[Begin]
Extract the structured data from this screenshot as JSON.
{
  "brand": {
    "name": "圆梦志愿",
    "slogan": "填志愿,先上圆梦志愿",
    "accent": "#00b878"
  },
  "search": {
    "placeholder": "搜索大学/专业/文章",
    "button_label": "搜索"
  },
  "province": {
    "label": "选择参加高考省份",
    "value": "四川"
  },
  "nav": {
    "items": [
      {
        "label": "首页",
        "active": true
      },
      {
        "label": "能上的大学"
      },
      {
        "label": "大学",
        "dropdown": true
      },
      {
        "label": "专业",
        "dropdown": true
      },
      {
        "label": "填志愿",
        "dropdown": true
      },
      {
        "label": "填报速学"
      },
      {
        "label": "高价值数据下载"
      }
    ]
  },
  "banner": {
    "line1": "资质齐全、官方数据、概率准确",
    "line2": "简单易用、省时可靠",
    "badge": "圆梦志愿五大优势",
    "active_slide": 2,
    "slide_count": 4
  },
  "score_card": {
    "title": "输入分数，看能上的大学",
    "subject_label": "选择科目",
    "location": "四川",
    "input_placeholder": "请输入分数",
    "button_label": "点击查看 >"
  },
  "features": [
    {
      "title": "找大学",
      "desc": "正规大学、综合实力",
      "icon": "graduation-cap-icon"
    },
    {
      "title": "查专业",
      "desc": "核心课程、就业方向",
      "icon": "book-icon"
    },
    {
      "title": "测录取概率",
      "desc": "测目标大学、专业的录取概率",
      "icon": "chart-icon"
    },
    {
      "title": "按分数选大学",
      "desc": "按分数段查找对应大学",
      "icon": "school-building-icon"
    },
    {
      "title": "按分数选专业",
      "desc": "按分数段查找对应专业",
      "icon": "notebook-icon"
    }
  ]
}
[End]
— Your objective —
Everything in the listing above should be restated exactly.

— Response for this exercise —
Extract the structured data from this screenshot as JSON.
{
  "brand": {
    "name": "圆梦志愿",
    "slogan": "填志愿,先上圆梦志愿",
    "accent": "#00b878"
  },
  "search": {
    "placeholder": "搜索大学/专业/文章",
    "button_label": "搜索"
  },
  "province": {
    "label": "选择参加高考省份",
    "value": "四川"
  },
  "nav": {
    "items": [
      {
        "label": "首页",
        "active": true
      },
      {
        "label": "能上的大学"
      },
      {
        "label": "大学",
        "dropdown": true
      },
      {
        "label": "专业",
        "dropdown": true
      },
      {
        "label": "填志愿",
        "dropdown": true
      },
      {
        "label": "填报速学"
      },
      {
        "label": "高价值数据下载"
      }
    ]
  },
  "banner": {
    "line1": "资质齐全、官方数据、概率准确",
    "line2": "简单易用、省时可靠",
    "badge": "圆梦志愿五大优势",
    "active_slide": 2,
    "slide_count": 4
  },
  "score_card": {
    "title": "输入分数，看能上的大学",
    "subject_label": "选择科目",
    "location": "四川",
    "input_placeholder": "请输入分数",
    "button_label": "点击查看 >"
  },
  "features": [
    {
      "title": "找大学",
      "desc": "正规大学、综合实力",
      "icon": "graduation-cap-icon"
    },
    {
      "title": "查专业",
      "desc": "核心课程、就业方向",
      "icon": "book-icon"
    },
    {
      "title": "测录取概率",
      "desc": "测目标大学、专业的录取概率",
      "icon": "chart-icon"
    },
    {
      "title": "按分数选大学",
      "desc": "按分数段查找对应大学",
      "icon": "school-building-icon"
    },
    {
      "title": "按分数选专业",
      "desc": "按分数段查找对应专业",
      "icon": "notebook-icon"
    }
  ]
}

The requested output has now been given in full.